(Items from a data source)
***
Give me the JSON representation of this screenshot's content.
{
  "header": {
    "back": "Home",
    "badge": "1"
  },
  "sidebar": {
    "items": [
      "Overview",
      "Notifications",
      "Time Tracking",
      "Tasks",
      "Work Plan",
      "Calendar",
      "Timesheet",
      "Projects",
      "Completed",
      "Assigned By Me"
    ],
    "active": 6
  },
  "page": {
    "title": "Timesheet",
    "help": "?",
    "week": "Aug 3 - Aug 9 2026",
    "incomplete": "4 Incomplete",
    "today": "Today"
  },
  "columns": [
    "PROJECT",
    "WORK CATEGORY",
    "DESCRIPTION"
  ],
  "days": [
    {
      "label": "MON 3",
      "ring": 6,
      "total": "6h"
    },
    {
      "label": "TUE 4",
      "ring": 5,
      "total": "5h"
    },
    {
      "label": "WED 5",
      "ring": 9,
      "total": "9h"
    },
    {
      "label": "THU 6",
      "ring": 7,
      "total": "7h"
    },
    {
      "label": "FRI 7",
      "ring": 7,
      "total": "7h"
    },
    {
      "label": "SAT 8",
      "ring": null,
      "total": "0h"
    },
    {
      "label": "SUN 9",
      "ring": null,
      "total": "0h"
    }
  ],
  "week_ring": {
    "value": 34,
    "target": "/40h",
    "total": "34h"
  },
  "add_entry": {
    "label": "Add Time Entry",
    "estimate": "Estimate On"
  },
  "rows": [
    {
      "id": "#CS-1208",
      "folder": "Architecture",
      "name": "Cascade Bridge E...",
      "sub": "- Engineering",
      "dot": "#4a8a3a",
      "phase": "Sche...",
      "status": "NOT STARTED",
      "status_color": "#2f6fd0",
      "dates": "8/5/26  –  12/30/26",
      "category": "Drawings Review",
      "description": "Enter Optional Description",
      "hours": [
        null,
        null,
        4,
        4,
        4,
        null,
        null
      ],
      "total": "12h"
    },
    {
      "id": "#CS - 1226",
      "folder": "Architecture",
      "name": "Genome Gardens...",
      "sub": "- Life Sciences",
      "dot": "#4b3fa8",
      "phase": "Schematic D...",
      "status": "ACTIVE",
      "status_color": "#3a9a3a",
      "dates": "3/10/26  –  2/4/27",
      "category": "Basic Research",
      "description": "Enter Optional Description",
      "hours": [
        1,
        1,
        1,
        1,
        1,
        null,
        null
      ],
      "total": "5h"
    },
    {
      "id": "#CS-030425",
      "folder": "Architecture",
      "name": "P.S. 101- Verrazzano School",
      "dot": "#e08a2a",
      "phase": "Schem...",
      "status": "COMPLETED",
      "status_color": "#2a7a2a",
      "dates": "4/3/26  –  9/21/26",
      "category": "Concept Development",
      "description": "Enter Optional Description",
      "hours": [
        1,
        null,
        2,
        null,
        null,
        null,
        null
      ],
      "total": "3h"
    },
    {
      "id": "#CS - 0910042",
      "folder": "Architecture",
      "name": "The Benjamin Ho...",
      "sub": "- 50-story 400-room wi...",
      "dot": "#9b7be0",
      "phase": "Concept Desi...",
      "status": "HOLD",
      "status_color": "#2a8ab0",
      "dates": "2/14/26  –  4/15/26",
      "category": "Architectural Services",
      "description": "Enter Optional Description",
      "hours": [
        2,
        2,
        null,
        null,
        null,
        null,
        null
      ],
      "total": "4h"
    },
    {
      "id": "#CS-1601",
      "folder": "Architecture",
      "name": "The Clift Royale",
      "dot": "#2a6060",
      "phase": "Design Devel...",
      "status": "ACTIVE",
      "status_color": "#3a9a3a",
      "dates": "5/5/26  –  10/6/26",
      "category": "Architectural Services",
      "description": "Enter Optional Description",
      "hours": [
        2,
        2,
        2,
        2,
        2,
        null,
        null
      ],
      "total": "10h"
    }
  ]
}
***
■ ABOUT THIS TASK ■
Pull every line containing "label" out of the data above.

■ ANSWER TO THE EXERCISE ■
      "label": "MON 3",
      "label": "TUE 4",
      "label": "WED 5",
      "label": "THU 6",
      "label": "FRI 7",
      "label": "SAT 8",
      "label": "SUN 9",
    "label": "Add Time Entry",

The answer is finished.